#### EXERCISE INPUTS ####
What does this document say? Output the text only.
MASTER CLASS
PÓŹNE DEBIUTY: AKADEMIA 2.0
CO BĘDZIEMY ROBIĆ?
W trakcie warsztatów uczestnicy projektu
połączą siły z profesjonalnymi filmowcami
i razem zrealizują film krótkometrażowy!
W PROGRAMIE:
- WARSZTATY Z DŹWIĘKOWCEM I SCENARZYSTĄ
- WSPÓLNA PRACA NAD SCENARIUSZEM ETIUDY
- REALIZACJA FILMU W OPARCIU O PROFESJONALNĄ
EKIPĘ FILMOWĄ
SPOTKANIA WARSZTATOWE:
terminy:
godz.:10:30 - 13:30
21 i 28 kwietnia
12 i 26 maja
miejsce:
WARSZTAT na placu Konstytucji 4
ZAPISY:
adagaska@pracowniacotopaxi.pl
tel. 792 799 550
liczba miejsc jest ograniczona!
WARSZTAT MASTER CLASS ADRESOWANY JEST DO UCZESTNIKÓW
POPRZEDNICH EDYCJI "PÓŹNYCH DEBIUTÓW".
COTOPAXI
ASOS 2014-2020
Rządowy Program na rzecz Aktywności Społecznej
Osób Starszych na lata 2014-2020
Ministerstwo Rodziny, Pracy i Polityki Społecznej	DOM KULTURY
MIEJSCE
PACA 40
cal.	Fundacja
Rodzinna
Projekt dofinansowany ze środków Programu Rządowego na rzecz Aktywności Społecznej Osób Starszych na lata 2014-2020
####
WHAT THE EXERCISE ASKS> Output the records exactly, including every line.

TASK SOLUTION>
What does this document say? Output the text only.
MASTER CLASS
PÓŹNE DEBIUTY: AKADEMIA 2.0
CO BĘDZIEMY ROBIĆ?
W trakcie warsztatów uczestnicy projektu
połączą siły z profesjonalnymi filmowcami
i razem zrealizują film krótkometrażowy!
W PROGRAMIE:
- WARSZTATY Z DŹWIĘKOWCEM I SCENARZYSTĄ
- WSPÓLNA PRACA NAD SCENARIUSZEM ETIUDY
- REALIZACJA FILMU W OPARCIU O PROFESJONALNĄ
EKIPĘ FILMOWĄ
SPOTKANIA WARSZTATOWE:
terminy:
godz.:10:30 - 13:30
21 i 28 kwietnia
12 i 26 maja
miejsce:
WARSZTAT na placu Konstytucji 4
ZAPISY:
adagaska@pracowniacotopaxi.pl
tel. 792 799 550
liczba miejsc jest ograniczona!
WARSZTAT MASTER CLASS ADRESOWANY JEST DO UCZESTNIKÓW
POPRZEDNICH EDYCJI "PÓŹNYCH DEBIUTÓW".
COTOPAXI
ASOS 2014-2020
Rządowy Program na rzecz Aktywności Społecznej
Osób Starszych na lata 2014-2020
Ministerstwo Rodziny, Pracy i Polityki Społecznej	DOM KULTURY
MIEJSCE
PACA 40
cal.	Fundacja
Rodzinna
Projekt dofinansowany ze środków Programu Rządowego na rzecz Aktywności Społecznej Osób Starszych na lata 2014-2020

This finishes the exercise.